# Instructions to follow
Take the records underneath and set them down exactly.

** start of Listing **

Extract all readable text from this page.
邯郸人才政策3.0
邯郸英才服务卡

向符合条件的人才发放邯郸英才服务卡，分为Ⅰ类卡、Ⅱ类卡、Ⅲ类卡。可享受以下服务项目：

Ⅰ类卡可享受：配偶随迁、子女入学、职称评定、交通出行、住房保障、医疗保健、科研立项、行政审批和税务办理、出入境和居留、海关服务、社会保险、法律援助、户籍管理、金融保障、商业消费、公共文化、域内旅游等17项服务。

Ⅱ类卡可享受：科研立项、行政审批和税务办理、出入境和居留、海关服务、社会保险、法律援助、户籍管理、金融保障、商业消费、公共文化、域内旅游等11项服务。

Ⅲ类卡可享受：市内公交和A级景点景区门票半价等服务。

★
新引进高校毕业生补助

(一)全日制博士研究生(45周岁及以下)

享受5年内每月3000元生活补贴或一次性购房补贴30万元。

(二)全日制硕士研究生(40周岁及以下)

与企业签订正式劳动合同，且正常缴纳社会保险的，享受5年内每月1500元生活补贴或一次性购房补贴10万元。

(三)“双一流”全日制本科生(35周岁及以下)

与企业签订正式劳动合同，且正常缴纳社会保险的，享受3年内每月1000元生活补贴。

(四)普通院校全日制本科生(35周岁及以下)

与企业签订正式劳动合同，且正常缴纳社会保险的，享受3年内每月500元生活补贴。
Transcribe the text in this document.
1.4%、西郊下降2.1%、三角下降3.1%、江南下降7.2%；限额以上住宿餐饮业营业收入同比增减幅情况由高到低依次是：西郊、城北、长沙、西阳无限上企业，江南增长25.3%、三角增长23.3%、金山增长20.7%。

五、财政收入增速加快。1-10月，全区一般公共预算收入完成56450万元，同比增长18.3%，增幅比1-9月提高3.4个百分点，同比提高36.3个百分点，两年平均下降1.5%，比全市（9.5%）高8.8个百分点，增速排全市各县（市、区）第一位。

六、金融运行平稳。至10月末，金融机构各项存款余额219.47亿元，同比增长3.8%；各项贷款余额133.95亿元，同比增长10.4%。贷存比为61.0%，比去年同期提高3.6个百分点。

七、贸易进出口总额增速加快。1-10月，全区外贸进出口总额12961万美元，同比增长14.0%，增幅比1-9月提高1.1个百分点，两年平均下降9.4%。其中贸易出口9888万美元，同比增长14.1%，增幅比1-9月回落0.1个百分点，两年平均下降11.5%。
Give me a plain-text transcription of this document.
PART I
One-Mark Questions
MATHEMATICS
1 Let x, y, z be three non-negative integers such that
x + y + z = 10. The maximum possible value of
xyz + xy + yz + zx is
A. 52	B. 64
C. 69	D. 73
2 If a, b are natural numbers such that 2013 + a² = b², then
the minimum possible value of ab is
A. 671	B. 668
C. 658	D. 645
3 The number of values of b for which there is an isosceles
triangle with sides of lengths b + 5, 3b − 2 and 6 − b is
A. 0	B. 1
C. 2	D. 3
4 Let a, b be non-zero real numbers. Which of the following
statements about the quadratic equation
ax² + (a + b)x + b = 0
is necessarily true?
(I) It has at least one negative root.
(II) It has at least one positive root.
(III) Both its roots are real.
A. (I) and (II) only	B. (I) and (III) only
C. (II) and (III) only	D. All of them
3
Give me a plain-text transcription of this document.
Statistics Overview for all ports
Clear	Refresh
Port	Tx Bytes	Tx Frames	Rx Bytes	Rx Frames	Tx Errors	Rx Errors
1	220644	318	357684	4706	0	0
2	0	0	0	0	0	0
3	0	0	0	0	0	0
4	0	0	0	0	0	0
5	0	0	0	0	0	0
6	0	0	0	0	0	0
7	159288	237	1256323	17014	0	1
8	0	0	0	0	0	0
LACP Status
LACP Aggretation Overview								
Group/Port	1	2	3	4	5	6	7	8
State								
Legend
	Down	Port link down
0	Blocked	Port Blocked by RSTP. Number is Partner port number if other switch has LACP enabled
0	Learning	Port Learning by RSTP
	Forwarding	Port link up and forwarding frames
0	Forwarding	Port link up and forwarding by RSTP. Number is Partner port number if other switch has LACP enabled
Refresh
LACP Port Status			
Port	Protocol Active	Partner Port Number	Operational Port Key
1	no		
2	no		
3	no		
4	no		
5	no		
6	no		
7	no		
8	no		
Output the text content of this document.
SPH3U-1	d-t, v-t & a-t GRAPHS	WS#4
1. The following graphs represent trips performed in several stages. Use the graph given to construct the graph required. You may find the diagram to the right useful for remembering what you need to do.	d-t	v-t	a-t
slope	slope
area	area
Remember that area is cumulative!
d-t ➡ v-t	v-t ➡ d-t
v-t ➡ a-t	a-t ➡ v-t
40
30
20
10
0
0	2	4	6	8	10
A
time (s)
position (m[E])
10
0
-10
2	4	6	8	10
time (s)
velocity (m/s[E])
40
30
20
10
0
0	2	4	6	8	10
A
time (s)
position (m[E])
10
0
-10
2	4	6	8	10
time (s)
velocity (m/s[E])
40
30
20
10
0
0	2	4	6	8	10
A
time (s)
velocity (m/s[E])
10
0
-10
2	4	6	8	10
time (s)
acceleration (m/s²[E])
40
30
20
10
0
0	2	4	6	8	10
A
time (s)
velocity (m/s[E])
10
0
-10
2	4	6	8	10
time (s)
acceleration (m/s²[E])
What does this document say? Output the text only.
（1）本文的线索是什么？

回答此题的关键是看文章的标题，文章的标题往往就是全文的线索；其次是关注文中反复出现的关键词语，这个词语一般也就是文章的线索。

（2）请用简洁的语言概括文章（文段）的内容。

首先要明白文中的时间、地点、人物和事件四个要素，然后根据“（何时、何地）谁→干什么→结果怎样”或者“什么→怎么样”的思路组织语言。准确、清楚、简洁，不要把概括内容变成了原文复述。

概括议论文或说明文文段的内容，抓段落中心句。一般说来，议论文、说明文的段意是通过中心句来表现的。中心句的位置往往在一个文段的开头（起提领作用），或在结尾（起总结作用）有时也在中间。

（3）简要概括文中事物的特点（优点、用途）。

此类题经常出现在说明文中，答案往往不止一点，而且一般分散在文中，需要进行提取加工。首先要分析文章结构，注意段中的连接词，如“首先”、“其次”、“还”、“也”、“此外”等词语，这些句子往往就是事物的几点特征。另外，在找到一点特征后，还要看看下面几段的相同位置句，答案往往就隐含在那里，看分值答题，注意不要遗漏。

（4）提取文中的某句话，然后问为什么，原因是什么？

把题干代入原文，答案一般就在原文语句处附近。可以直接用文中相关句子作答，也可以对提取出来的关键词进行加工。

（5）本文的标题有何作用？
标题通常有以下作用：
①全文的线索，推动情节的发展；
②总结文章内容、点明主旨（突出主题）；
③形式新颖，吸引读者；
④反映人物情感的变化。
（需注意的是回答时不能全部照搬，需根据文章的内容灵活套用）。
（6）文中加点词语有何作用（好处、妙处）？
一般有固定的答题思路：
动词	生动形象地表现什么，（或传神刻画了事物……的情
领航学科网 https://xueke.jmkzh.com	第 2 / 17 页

** end of Listing **

# Completed exercise
Extract all readable text from this page.
邯郸人才政策3.0
邯郸英才服务卡

向符合条件的人才发放邯郸英才服务卡，分为Ⅰ类卡、Ⅱ类卡、Ⅲ类卡。可享受以下服务项目：

Ⅰ类卡可享受：配偶随迁、子女入学、职称评定、交通出行、住房保障、医疗保健、科研立项、行政审批和税务办理、出入境和居留、海关服务、社会保险、法律援助、户籍管理、金融保障、商业消费、公共文化、域内旅游等17项服务。

Ⅱ类卡可享受：科研立项、行政审批和税务办理、出入境和居留、海关服务、社会保险、法律援助、户籍管理、金融保障、商业消费、公共文化、域内旅游等11项服务。

Ⅲ类卡可享受：市内公交和A级景点景区门票半价等服务。

★
新引进高校毕业生补助

(一)全日制博士研究生(45周岁及以下)

享受5年内每月3000元生活补贴或一次性购房补贴30万元。

(二)全日制硕士研究生(40周岁及以下)

与企业签订正式劳动合同，且正常缴纳社会保险的，享受5年内每月1500元生活补贴或一次性购房补贴10万元。

(三)“双一流”全日制本科生(35周岁及以下)

与企业签订正式劳动合同，且正常缴纳社会保险的，享受3年内每月1000元生活补贴。

(四)普通院校全日制本科生(35周岁及以下)

与企业签订正式劳动合同，且正常缴纳社会保险的，享受3年内每月500元生活补贴。
Transcribe the text in this document.
1.4%、西郊下降2.1%、三角下降3.1%、江南下降7.2%；限额以上住宿餐饮业营业收入同比增减幅情况由高到低依次是：西郊、城北、长沙、西阳无限上企业，江南增长25.3%、三角增长23.3%、金山增长20.7%。

五、财政收入增速加快。1-10月，全区一般公共预算收入完成56450万元，同比增长18.3%，增幅比1-9月提高3.4个百分点，同比提高36.3个百分点，两年平均下降1.5%，比全市（9.5%）高8.8个百分点，增速排全市各县（市、区）第一位。

六、金融运行平稳。至10月末，金融机构各项存款余额219.47亿元，同比增长3.8%；各项贷款余额133.95亿元，同比增长10.4%。贷存比为61.0%，比去年同期提高3.6个百分点。

七、贸易进出口总额增速加快。1-10月，全区外贸进出口总额12961万美元，同比增长14.0%，增幅比1-9月提高1.1个百分点，两年平均下降9.4%。其中贸易出口9888万美元，同比增长14.1%，增幅比1-9月回落0.1个百分点，两年平均下降11.5%。
Give me a plain-text transcription of this document.
PART I
One-Mark Questions
MATHEMATICS
1 Let x, y, z be three non-negative integers such that
x + y + z = 10. The maximum possible value of
xyz + xy + yz + zx is
A. 52	B. 64
C. 69	D. 73
2 If a, b are natural numbers such that 2013 + a² = b², then
the minimum possible value of ab is
A. 671	B. 668
C. 658	D. 645
3 The number of values of b for which there is an isosceles
triangle with sides of lengths b + 5, 3b − 2 and 6 − b is
A. 0	B. 1
C. 2	D. 3
4 Let a, b be non-zero real numbers. Which of the following
statements about the quadratic equation
ax² + (a + b)x + b = 0
is necessarily true?
(I) It has at least one negative root.
(II) It has at least one positive root.
(III) Both its roots are real.
A. (I) and (II) only	B. (I) and (III) only
C. (II) and (III) only	D. All of them
3
Give me a plain-text transcription of this document.
Statistics Overview for all ports
Clear	Refresh
Port	Tx Bytes	Tx Frames	Rx Bytes	Rx Frames	Tx Errors	Rx Errors
1	220644	318	357684	4706	0	0
2	0	0	0	0	0	0
3	0	0	0	0	0	0
4	0	0	0	0	0	0
5	0	0	0	0	0	0
6	0	0	0	0	0	0
7	159288	237	1256323	17014	0	1
8	0	0	0	0	0	0
LACP Status
LACP Aggretation Overview								
Group/Port	1	2	3	4	5	6	7	8
State								
Legend
	Down	Port link down
0	Blocked	Port Blocked by RSTP. Number is Partner port number if other switch has LACP enabled
0	Learning	Port Learning by RSTP
	Forwarding	Port link up and forwarding frames
0	Forwarding	Port link up and forwarding by RSTP. Number is Partner port number if other switch has LACP enabled
Refresh
LACP Port Status			
Port	Protocol Active	Partner Port Number	Operational Port Key
1	no		
2	no		
3	no		
4	no		
5	no		
6	no		
7	no		
8	no		
Output the text content of this document.
SPH3U-1	d-t, v-t & a-t GRAPHS	WS#4
1. The following graphs represent trips performed in several stages. Use the graph given to construct the graph required. You may find the diagram to the right useful for remembering what you need to do.	d-t	v-t	a-t
slope	slope
area	area
Remember that area is cumulative!
d-t ➡ v-t	v-t ➡ d-t
v-t ➡ a-t	a-t ➡ v-t
40
30
20
10
0
0	2	4	6	8	10
A
time (s)
position (m[E])
10
0
-10
2	4	6	8	10
time (s)
velocity (m/s[E])
40
30
20
10
0
0	2	4	6	8	10
A
time (s)
position (m[E])
10
0
-10
2	4	6	8	10
time (s)
velocity (m/s[E])
40
30
20
10
0
0	2	4	6	8	10
A
time (s)
velocity (m/s[E])
10
0
-10
2	4	6	8	10
time (s)
acceleration (m/s²[E])
40
30
20
10
0
0	2	4	6	8	10
A
time (s)
velocity (m/s[E])
10
0
-10
2	4	6	8	10
time (s)
acceleration (m/s²[E])
What does this document say? Output the text only.
（1）本文的线索是什么？

回答此题的关键是看文章的标题，文章的标题往往就是全文的线索；其次是关注文中反复出现的关键词语，这个词语一般也就是文章的线索。

（2）请用简洁的语言概括文章（文段）的内容。

首先要明白文中的时间、地点、人物和事件四个要素，然后根据“（何时、何地）谁→干什么→结果怎样”或者“什么→怎么样”的思路组织语言。准确、清楚、简洁，不要把概括内容变成了原文复述。

概括议论文或说明文文段的内容，抓段落中心句。一般说来，议论文、说明文的段意是通过中心句来表现的。中心句的位置往往在一个文段的开头（起提领作用），或在结尾（起总结作用）有时也在中间。

（3）简要概括文中事物的特点（优点、用途）。

此类题经常出现在说明文中，答案往往不止一点，而且一般分散在文中，需要进行提取加工。首先要分析文章结构，注意段中的连接词，如“首先”、“其次”、“还”、“也”、“此外”等词语，这些句子往往就是事物的几点特征。另外，在找到一点特征后，还要看看下面几段的相同位置句，答案往往就隐含在那里，看分值答题，注意不要遗漏。

（4）提取文中的某句话，然后问为什么，原因是什么？

把题干代入原文，答案一般就在原文语句处附近。可以直接用文中相关句子作答，也可以对提取出来的关键词进行加工。

（5）本文的标题有何作用？
标题通常有以下作用：
①全文的线索，推动情节的发展；
②总结文章内容、点明主旨（突出主题）；
③形式新颖，吸引读者；
④反映人物情感的变化。
（需注意的是回答时不能全部照搬，需根据文章的内容灵活套用）。
（6）文中加点词语有何作用（好处、妙处）？
一般有固定的答题思路：
动词	生动形象地表现什么，（或传神刻画了事物……的情
领航学科网 https://xueke.jmkzh.com	第 2 / 17 页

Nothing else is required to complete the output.